- Instructions for the task -
Show each line that has the string "Density" in it.

* * *

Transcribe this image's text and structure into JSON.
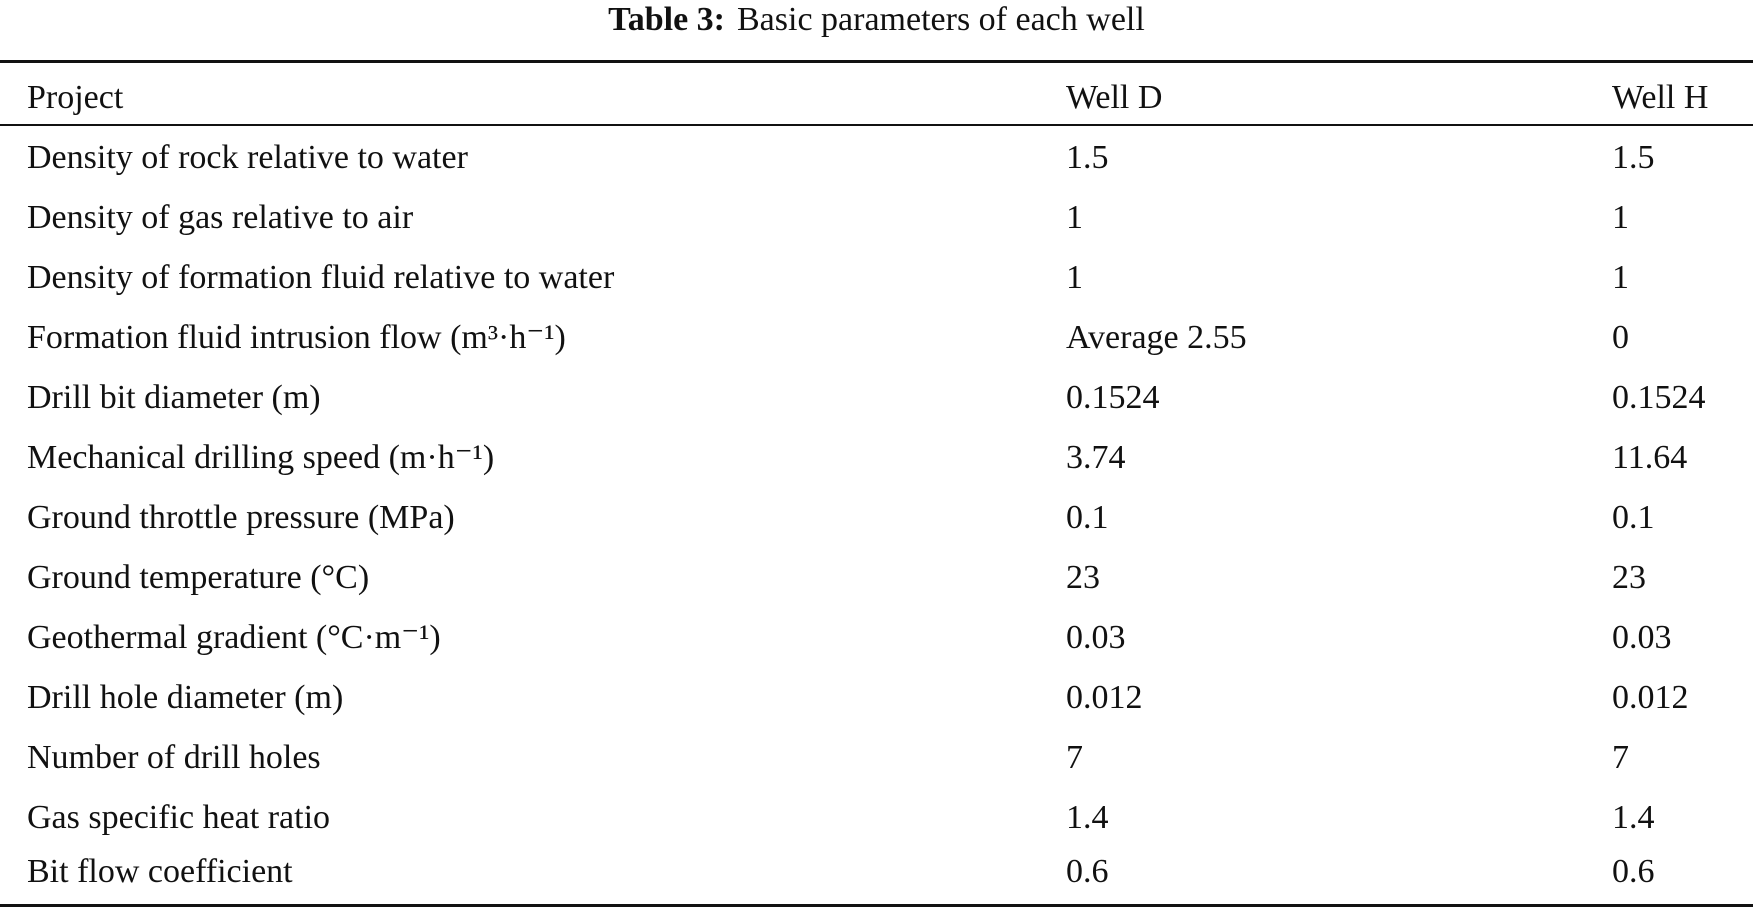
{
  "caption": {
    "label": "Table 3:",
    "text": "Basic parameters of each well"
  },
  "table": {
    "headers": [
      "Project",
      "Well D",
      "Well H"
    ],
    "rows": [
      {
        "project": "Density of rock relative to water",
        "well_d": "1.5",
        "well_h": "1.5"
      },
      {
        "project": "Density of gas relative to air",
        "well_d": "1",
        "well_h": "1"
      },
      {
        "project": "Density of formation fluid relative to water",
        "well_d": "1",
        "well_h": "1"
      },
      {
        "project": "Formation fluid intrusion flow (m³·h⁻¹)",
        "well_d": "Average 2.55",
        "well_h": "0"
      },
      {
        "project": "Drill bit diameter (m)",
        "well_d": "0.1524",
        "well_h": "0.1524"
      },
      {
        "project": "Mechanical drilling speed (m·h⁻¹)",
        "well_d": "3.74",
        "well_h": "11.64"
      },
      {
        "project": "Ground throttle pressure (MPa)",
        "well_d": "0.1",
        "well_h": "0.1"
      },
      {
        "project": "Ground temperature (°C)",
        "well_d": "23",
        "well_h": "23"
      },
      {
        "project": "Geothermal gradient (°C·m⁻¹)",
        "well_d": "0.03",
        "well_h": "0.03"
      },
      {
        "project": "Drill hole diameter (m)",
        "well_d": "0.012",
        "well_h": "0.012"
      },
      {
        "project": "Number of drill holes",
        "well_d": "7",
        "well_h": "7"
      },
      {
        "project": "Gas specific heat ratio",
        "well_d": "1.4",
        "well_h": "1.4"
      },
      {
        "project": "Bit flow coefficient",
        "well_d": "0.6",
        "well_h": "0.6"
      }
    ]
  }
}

* * *

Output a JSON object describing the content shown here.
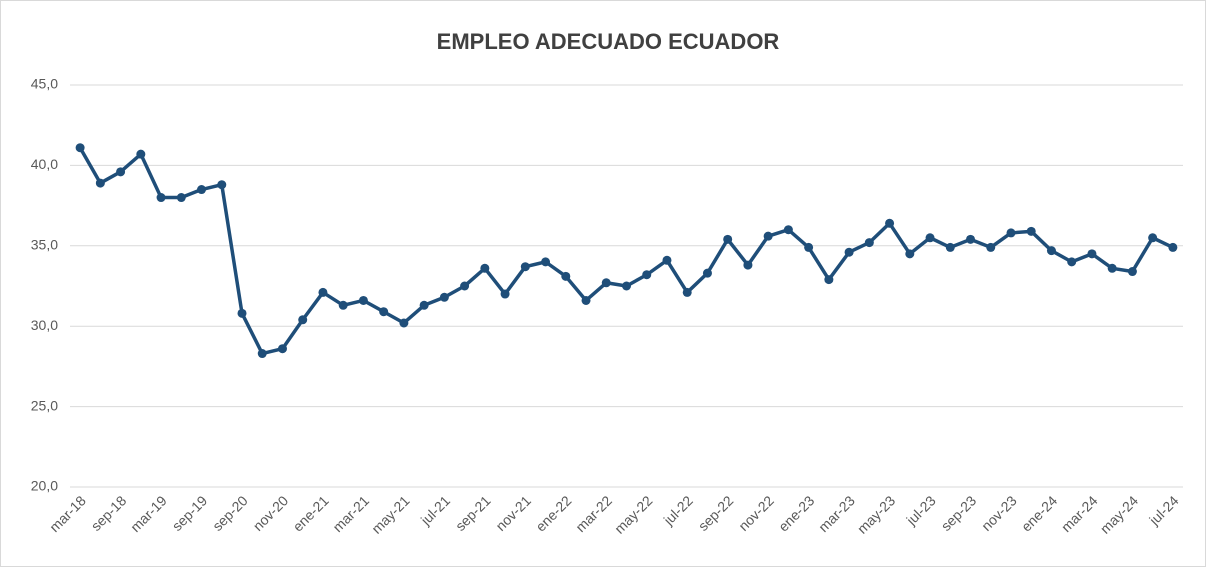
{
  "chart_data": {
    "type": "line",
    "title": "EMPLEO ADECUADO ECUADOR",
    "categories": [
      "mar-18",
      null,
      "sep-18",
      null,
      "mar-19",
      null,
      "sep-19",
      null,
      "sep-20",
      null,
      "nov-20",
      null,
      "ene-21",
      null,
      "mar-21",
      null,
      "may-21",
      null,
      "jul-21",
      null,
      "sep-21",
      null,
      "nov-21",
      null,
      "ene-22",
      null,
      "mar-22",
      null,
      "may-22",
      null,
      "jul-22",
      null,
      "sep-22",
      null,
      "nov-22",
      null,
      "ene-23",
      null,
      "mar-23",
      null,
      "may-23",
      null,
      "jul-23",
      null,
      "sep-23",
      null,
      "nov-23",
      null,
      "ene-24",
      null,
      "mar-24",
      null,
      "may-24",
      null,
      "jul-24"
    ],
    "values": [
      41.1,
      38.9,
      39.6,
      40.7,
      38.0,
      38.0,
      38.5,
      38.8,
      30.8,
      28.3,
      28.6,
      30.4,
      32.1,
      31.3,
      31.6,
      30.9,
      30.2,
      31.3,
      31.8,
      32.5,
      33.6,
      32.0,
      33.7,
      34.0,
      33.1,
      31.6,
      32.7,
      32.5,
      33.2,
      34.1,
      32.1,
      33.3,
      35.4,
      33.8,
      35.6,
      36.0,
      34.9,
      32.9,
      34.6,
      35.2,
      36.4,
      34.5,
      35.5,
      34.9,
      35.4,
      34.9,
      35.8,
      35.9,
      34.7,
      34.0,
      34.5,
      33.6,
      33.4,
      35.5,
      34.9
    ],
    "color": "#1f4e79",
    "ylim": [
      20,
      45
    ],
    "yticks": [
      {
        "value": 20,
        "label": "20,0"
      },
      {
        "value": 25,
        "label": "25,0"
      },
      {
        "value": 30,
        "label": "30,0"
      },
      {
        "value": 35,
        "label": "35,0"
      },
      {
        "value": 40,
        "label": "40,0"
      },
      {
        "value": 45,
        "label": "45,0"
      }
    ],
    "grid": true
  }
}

* * *

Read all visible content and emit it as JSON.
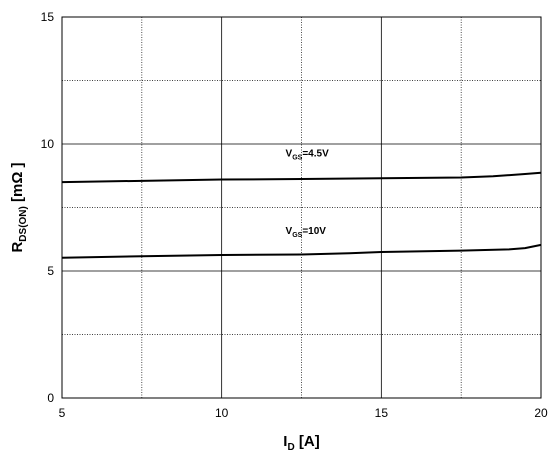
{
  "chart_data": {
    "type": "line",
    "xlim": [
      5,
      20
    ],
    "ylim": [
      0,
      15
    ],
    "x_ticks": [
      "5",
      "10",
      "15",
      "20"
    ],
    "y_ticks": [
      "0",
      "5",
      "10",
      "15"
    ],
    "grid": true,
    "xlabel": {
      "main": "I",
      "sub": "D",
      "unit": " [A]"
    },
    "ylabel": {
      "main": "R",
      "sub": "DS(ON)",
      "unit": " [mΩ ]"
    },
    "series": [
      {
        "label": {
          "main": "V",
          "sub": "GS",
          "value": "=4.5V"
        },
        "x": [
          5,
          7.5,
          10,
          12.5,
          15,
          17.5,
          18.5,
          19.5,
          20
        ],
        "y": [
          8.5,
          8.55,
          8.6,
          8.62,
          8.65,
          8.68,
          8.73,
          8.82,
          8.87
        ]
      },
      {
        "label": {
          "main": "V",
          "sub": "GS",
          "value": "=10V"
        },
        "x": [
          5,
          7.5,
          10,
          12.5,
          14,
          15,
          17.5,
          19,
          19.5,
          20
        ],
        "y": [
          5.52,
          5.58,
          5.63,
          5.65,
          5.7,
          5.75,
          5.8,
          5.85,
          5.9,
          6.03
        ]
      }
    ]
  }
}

* * *

- Complete response -
        "project": "Density of rock relative to water",
        "project": "Density of gas relative to air",
        "project": "Density of formation fluid relative to water",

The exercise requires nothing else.